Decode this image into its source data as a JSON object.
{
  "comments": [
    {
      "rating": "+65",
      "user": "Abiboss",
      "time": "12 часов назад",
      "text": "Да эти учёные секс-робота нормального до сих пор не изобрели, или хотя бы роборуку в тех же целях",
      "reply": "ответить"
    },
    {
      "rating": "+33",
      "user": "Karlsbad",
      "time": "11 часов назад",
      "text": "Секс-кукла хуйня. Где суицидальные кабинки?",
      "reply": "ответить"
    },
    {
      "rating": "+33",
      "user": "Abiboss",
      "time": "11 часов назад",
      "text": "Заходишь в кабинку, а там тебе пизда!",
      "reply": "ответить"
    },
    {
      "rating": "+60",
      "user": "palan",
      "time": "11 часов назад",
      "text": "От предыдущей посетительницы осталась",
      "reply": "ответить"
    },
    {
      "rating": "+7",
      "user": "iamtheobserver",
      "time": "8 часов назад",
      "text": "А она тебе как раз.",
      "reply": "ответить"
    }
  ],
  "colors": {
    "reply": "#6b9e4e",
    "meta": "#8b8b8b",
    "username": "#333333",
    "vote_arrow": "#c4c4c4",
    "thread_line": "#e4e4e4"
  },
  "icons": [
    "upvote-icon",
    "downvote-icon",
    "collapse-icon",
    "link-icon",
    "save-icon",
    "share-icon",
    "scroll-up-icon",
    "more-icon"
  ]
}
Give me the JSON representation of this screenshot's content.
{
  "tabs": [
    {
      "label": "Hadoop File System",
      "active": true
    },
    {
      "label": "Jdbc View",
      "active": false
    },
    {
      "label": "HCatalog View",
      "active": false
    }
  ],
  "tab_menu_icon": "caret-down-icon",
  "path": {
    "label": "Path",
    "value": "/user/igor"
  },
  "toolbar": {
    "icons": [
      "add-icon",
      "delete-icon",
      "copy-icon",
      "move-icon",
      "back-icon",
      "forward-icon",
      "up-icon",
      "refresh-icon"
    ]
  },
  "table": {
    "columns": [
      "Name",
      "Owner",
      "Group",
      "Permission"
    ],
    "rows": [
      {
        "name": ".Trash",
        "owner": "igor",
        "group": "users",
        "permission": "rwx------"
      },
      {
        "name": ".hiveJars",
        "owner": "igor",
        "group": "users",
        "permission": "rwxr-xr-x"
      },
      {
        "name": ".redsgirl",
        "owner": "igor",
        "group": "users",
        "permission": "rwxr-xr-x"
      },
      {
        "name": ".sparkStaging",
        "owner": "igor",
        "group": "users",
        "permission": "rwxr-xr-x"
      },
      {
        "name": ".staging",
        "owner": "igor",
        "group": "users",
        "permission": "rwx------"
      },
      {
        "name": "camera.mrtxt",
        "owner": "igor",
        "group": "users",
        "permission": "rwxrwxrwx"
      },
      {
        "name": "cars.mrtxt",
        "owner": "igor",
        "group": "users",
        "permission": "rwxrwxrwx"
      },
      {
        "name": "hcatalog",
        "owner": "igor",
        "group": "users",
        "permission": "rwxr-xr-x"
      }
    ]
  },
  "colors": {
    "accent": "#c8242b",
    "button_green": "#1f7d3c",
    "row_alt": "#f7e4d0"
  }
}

→ Instructions for the task
Type out the entries again, word for word.

→ Task response
Decode this image into its source data as a JSON object.
{
  "comments": [
    {
      "rating": "+65",
      "user": "Abiboss",
      "time": "12 часов назад",
      "text": "Да эти учёные секс-робота нормального до сих пор не изобрели, или хотя бы роборуку в тех же целях",
      "reply": "ответить"
    },
    {
      "rating": "+33",
      "user": "Karlsbad",
      "time": "11 часов назад",
      "text": "Секс-кукла хуйня. Где суицидальные кабинки?",
      "reply": "ответить"
    },
    {
      "rating": "+33",
      "user": "Abiboss",
      "time": "11 часов назад",
      "text": "Заходишь в кабинку, а там тебе пизда!",
      "reply": "ответить"
    },
    {
      "rating": "+60",
      "user": "palan",
      "time": "11 часов назад",
      "text": "От предыдущей посетительницы осталась",
      "reply": "ответить"
    },
    {
      "rating": "+7",
      "user": "iamtheobserver",
      "time": "8 часов назад",
      "text": "А она тебе как раз.",
      "reply": "ответить"
    }
  ],
  "colors": {
    "reply": "#6b9e4e",
    "meta": "#8b8b8b",
    "username": "#333333",
    "vote_arrow": "#c4c4c4",
    "thread_line": "#e4e4e4"
  },
  "icons": [
    "upvote-icon",
    "downvote-icon",
    "collapse-icon",
    "link-icon",
    "save-icon",
    "share-icon",
    "scroll-up-icon",
    "more-icon"
  ]
}
Give me the JSON representation of this screenshot's content.
{
  "tabs": [
    {
      "label": "Hadoop File System",
      "active": true
    },
    {
      "label": "Jdbc View",
      "active": false
    },
    {
      "label": "HCatalog View",
      "active": false
    }
  ],
  "tab_menu_icon": "caret-down-icon",
  "path": {
    "label": "Path",
    "value": "/user/igor"
  },
  "toolbar": {
    "icons": [
      "add-icon",
      "delete-icon",
      "copy-icon",
      "move-icon",
      "back-icon",
      "forward-icon",
      "up-icon",
      "refresh-icon"
    ]
  },
  "table": {
    "columns": [
      "Name",
      "Owner",
      "Group",
      "Permission"
    ],
    "rows": [
      {
        "name": ".Trash",
        "owner": "igor",
        "group": "users",
        "permission": "rwx------"
      },
      {
        "name": ".hiveJars",
        "owner": "igor",
        "group": "users",
        "permission": "rwxr-xr-x"
      },
      {
        "name": ".redsgirl",
        "owner": "igor",
        "group": "users",
        "permission": "rwxr-xr-x"
      },
      {
        "name": ".sparkStaging",
        "owner": "igor",
        "group": "users",
        "permission": "rwxr-xr-x"
      },
      {
        "name": ".staging",
        "owner": "igor",
        "group": "users",
        "permission": "rwx------"
      },
      {
        "name": "camera.mrtxt",
        "owner": "igor",
        "group": "users",
        "permission": "rwxrwxrwx"
      },
      {
        "name": "cars.mrtxt",
        "owner": "igor",
        "group": "users",
        "permission": "rwxrwxrwx"
      },
      {
        "name": "hcatalog",
        "owner": "igor",
        "group": "users",
        "permission": "rwxr-xr-x"
      }
    ]
  },
  "colors": {
    "accent": "#c8242b",
    "button_green": "#1f7d3c",
    "row_alt": "#f7e4d0"
  }
}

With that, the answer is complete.